Reproduce the entries word for word, and omit any picture you find in them.

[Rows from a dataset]
┌────────
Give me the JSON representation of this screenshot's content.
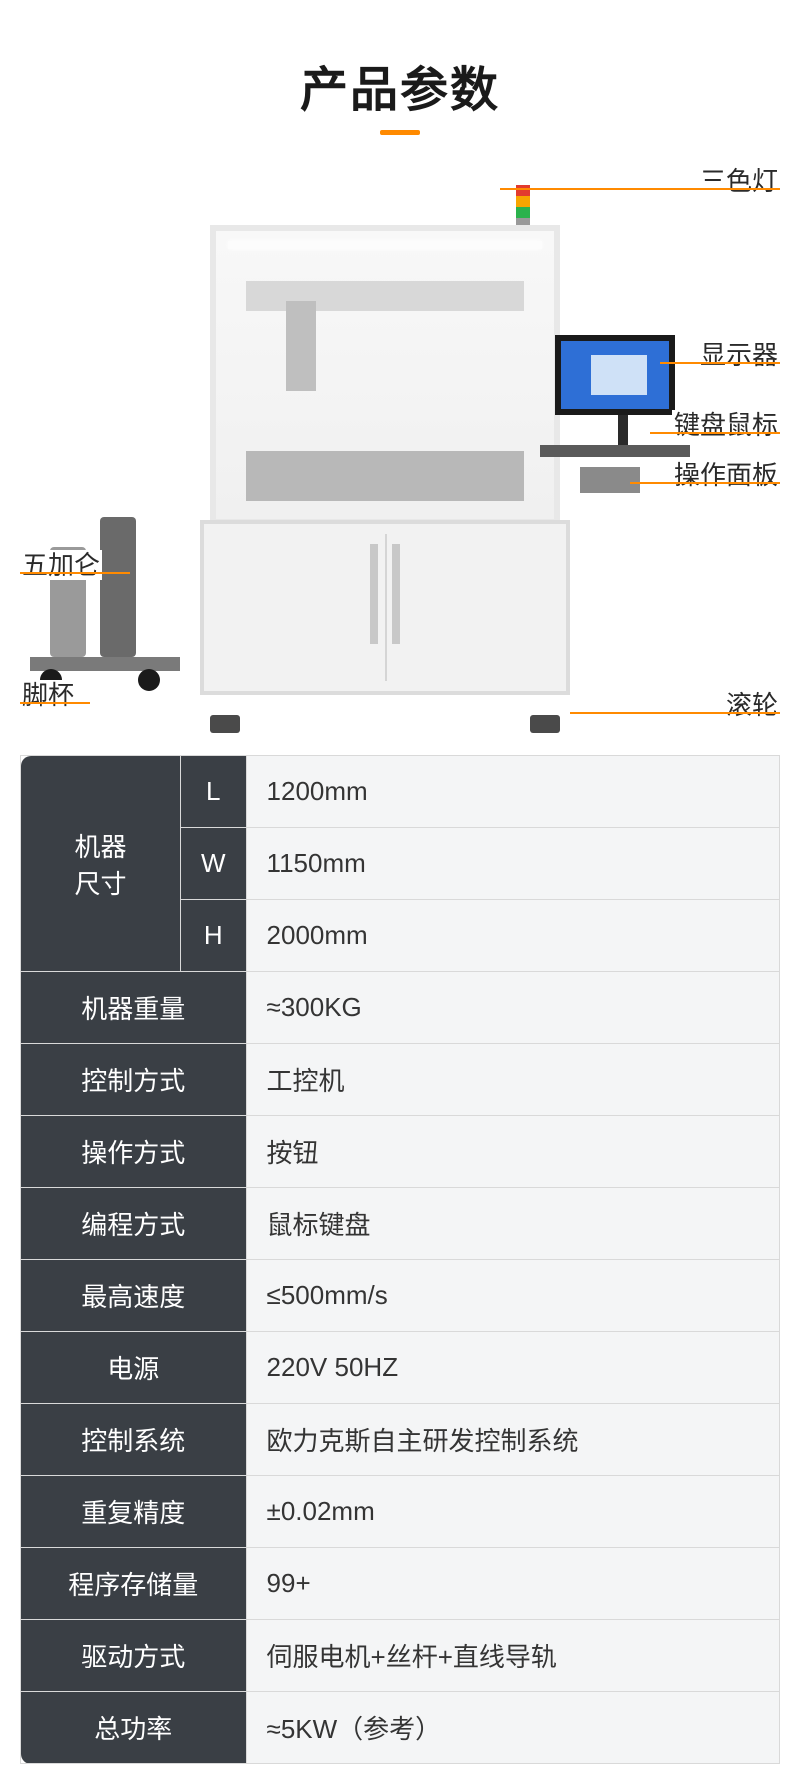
{
  "title": "产品参数",
  "accent_color": "#ff8a00",
  "header_bg": "#3a3f45",
  "header_fg": "#ffffff",
  "value_bg": "#f4f5f6",
  "value_fg": "#343434",
  "border_color": "#d9d9d9",
  "callouts": {
    "signal_light": "三色灯",
    "monitor": "显示器",
    "keyboard_mouse": "键盘鼠标",
    "control_panel": "操作面板",
    "wheel": "滚轮",
    "tank": "五加仑",
    "foot_cup": "脚杯"
  },
  "specs": {
    "size_label": "机器\n尺寸",
    "size": {
      "L": "1200mm",
      "W": "1150mm",
      "H": "2000mm"
    },
    "rows": [
      {
        "label": "机器重量",
        "value": "≈300KG"
      },
      {
        "label": "控制方式",
        "value": "工控机"
      },
      {
        "label": "操作方式",
        "value": "按钮"
      },
      {
        "label": "编程方式",
        "value": "鼠标键盘"
      },
      {
        "label": "最高速度",
        "value": "≤500mm/s"
      },
      {
        "label": "电源",
        "value": "220V 50HZ"
      },
      {
        "label": "控制系统",
        "value": "欧力克斯自主研发控制系统"
      },
      {
        "label": "重复精度",
        "value": "±0.02mm"
      },
      {
        "label": "程序存储量",
        "value": "99+"
      },
      {
        "label": "驱动方式",
        "value": "伺服电机+丝杆+直线导轨"
      },
      {
        "label": "总功率",
        "value": "≈5KW（参考）"
      }
    ]
  }
}
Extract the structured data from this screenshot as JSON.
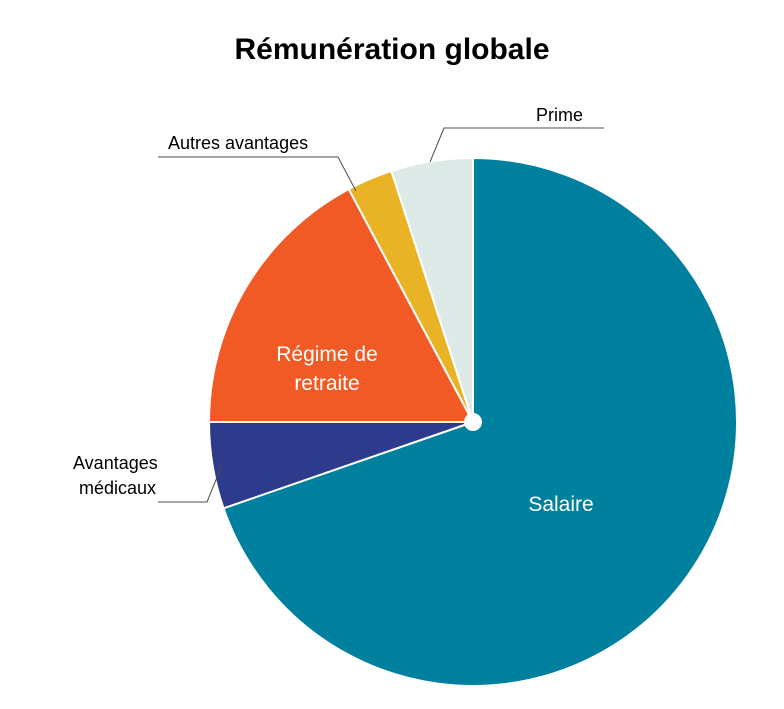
{
  "chart_data": {
    "type": "pie",
    "title": "Rémunération globale",
    "start_angle_deg": 0,
    "direction": "clockwise",
    "slices": [
      {
        "label": "Salaire",
        "value": 69.7,
        "color": "#00809F",
        "label_position": "inside"
      },
      {
        "label": "Avantages médicaux",
        "value": 5.3,
        "color": "#2E3A8C",
        "label_position": "outside-left"
      },
      {
        "label": "Régime de retraite",
        "value": 17.2,
        "color": "#F15A24",
        "label_position": "inside"
      },
      {
        "label": "Autres avantages",
        "value": 2.8,
        "color": "#E8B425",
        "label_position": "outside-left"
      },
      {
        "label": "Prime",
        "value": 5.0,
        "color": "#DDEAE8",
        "label_position": "outside-right"
      }
    ]
  },
  "labels": {
    "salaire": "Salaire",
    "medical_line1": "Avantages",
    "medical_line2": "médicaux",
    "retraite_line1": "Régime de",
    "retraite_line2": "retraite",
    "autres": "Autres avantages",
    "prime": "Prime"
  }
}
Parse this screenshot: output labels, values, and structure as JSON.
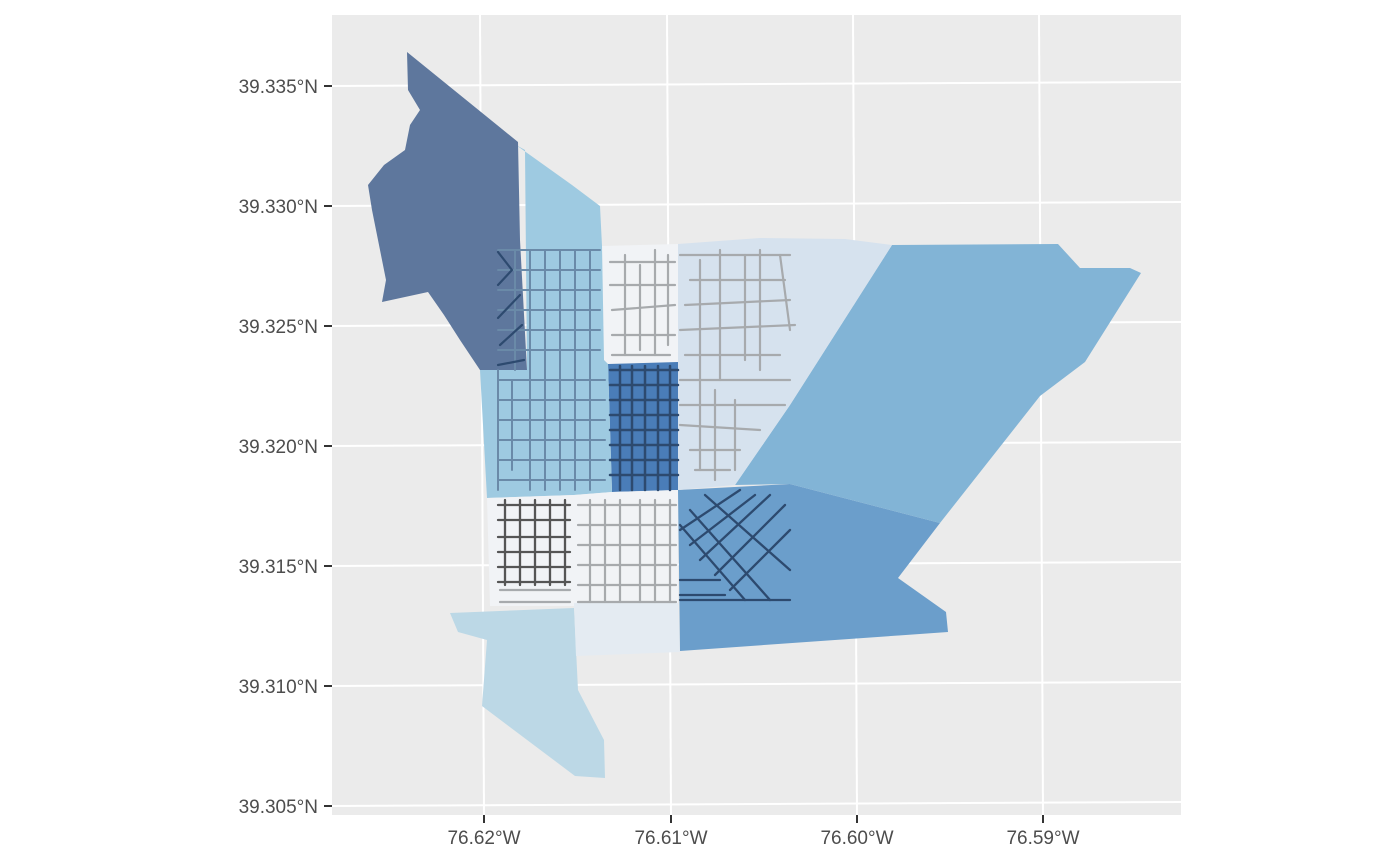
{
  "map": {
    "y_ticks": [
      "39.335°N",
      "39.330°N",
      "39.325°N",
      "39.320°N",
      "39.315°N",
      "39.310°N",
      "39.305°N"
    ],
    "x_ticks": [
      "76.62°W",
      "76.61°W",
      "76.60°W",
      "76.59°W"
    ],
    "colors": {
      "panel_background": "#ebebeb",
      "grid_line": "#ffffff",
      "fill_darkest": "#4a6591",
      "fill_dark": "#4a7db8",
      "fill_medium_dark": "#6b9ecb",
      "fill_medium": "#82b4d6",
      "fill_light": "#9ecae1",
      "fill_lighter": "#bcd8e6",
      "fill_pale": "#d6e2ee",
      "fill_palest": "#e4ebf2",
      "fill_white": "#f1f3f6",
      "road_light": "#a7aaad",
      "road_dark": "#2d4a6f",
      "road_charcoal": "#555555"
    },
    "layers": [
      "polygons",
      "roads"
    ]
  }
}
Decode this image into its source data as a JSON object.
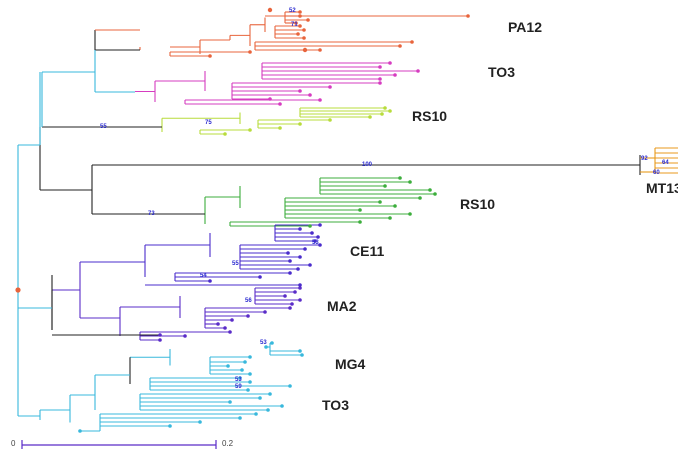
{
  "clades": [
    {
      "id": "pa12",
      "label": "PA12",
      "color": "#e8643c"
    },
    {
      "id": "to3a",
      "label": "TO3",
      "color": "#d63cc0"
    },
    {
      "id": "rs10a",
      "label": "RS10",
      "color": "#b8dc3c"
    },
    {
      "id": "mt13",
      "label": "MT13",
      "color": "#e89a1c"
    },
    {
      "id": "rs10b",
      "label": "RS10",
      "color": "#3cae3c"
    },
    {
      "id": "ce11",
      "label": "CE11",
      "color": "#4a2ccc"
    },
    {
      "id": "ma2",
      "label": "MA2",
      "color": "#5a2cc8"
    },
    {
      "id": "mg4",
      "label": "MG4",
      "color": "#38b8dc"
    },
    {
      "id": "to3b",
      "label": "TO3",
      "color": "#38b8dc"
    }
  ],
  "bootstrap": [
    "52",
    "71",
    "75",
    "55",
    "100",
    "73",
    "92",
    "64",
    "60",
    "53",
    "55",
    "54",
    "56",
    "53",
    "53",
    "59"
  ],
  "scale": {
    "start": "0",
    "end": "0.2"
  },
  "colors": {
    "backbone": "#38b8dc",
    "internal": "#222222",
    "root_node": "#e8643c",
    "scale_bar": "#5a2cc8"
  }
}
└────────
*ANSWER TO THE EXERCISE*
Give me the JSON representation of this screenshot's content.
{
  "title": "产品参数",
  "accent_color": "#ff8a00",
  "header_bg": "#3a3f45",
  "header_fg": "#ffffff",
  "value_bg": "#f4f5f6",
  "value_fg": "#343434",
  "border_color": "#d9d9d9",
  "callouts": {
    "signal_light": "三色灯",
    "monitor": "显示器",
    "keyboard_mouse": "键盘鼠标",
    "control_panel": "操作面板",
    "wheel": "滚轮",
    "tank": "五加仑",
    "foot_cup": "脚杯"
  },
  "specs": {
    "size_label": "机器\n尺寸",
    "size": {
      "L": "1200mm",
      "W": "1150mm",
      "H": "2000mm"
    },
    "rows": [
      {
        "label": "机器重量",
        "value": "≈300KG"
      },
      {
        "label": "控制方式",
        "value": "工控机"
      },
      {
        "label": "操作方式",
        "value": "按钮"
      },
      {
        "label": "编程方式",
        "value": "鼠标键盘"
      },
      {
        "label": "最高速度",
        "value": "≤500mm/s"
      },
      {
        "label": "电源",
        "value": "220V 50HZ"
      },
      {
        "label": "控制系统",
        "value": "欧力克斯自主研发控制系统"
      },
      {
        "label": "重复精度",
        "value": "±0.02mm"
      },
      {
        "label": "程序存储量",
        "value": "99+"
      },
      {
        "label": "驱动方式",
        "value": "伺服电机+丝杆+直线导轨"
      },
      {
        "label": "总功率",
        "value": "≈5KW（参考）"
      }
    ]
  }
}
Extract the structured data from this screenshot as JSON.
{
  "chart_data": {
    "type": "pie",
    "title": "Rémunération globale",
    "start_angle_deg": 0,
    "direction": "clockwise",
    "slices": [
      {
        "label": "Salaire",
        "value": 69.7,
        "color": "#00809F",
        "label_position": "inside"
      },
      {
        "label": "Avantages médicaux",
        "value": 5.3,
        "color": "#2E3A8C",
        "label_position": "outside-left"
      },
      {
        "label": "Régime de retraite",
        "value": 17.2,
        "color": "#F15A24",
        "label_position": "inside"
      },
      {
        "label": "Autres avantages",
        "value": 2.8,
        "color": "#E8B425",
        "label_position": "outside-left"
      },
      {
        "label": "Prime",
        "value": 5.0,
        "color": "#DDEAE8",
        "label_position": "outside-right"
      }
    ]
  },
  "labels": {
    "salaire": "Salaire",
    "medical_line1": "Avantages",
    "medical_line2": "médicaux",
    "retraite_line1": "Régime de",
    "retraite_line2": "retraite",
    "autres": "Autres avantages",
    "prime": "Prime"
  }
}
Parse this screenshot: output labels, values, and structure as JSON.
{
  "map": {
    "y_ticks": [
      "39.335°N",
      "39.330°N",
      "39.325°N",
      "39.320°N",
      "39.315°N",
      "39.310°N",
      "39.305°N"
    ],
    "x_ticks": [
      "76.62°W",
      "76.61°W",
      "76.60°W",
      "76.59°W"
    ],
    "colors": {
      "panel_background": "#ebebeb",
      "grid_line": "#ffffff",
      "fill_darkest": "#4a6591",
      "fill_dark": "#4a7db8",
      "fill_medium_dark": "#6b9ecb",
      "fill_medium": "#82b4d6",
      "fill_light": "#9ecae1",
      "fill_lighter": "#bcd8e6",
      "fill_pale": "#d6e2ee",
      "fill_palest": "#e4ebf2",
      "fill_white": "#f1f3f6",
      "road_light": "#a7aaad",
      "road_dark": "#2d4a6f",
      "road_charcoal": "#555555"
    },
    "layers": [
      "polygons",
      "roads"
    ]
  }
}
Decode this image into its source data as a JSON object.
{
  "clades": [
    {
      "id": "pa12",
      "label": "PA12",
      "color": "#e8643c"
    },
    {
      "id": "to3a",
      "label": "TO3",
      "color": "#d63cc0"
    },
    {
      "id": "rs10a",
      "label": "RS10",
      "color": "#b8dc3c"
    },
    {
      "id": "mt13",
      "label": "MT13",
      "color": "#e89a1c"
    },
    {
      "id": "rs10b",
      "label": "RS10",
      "color": "#3cae3c"
    },
    {
      "id": "ce11",
      "label": "CE11",
      "color": "#4a2ccc"
    },
    {
      "id": "ma2",
      "label": "MA2",
      "color": "#5a2cc8"
    },
    {
      "id": "mg4",
      "label": "MG4",
      "color": "#38b8dc"
    },
    {
      "id": "to3b",
      "label": "TO3",
      "color": "#38b8dc"
    }
  ],
  "bootstrap": [
    "52",
    "71",
    "75",
    "55",
    "100",
    "73",
    "92",
    "64",
    "60",
    "53",
    "55",
    "54",
    "56",
    "53",
    "53",
    "59"
  ],
  "scale": {
    "start": "0",
    "end": "0.2"
  },
  "colors": {
    "backbone": "#38b8dc",
    "internal": "#222222",
    "root_node": "#e8643c",
    "scale_bar": "#5a2cc8"
  }
}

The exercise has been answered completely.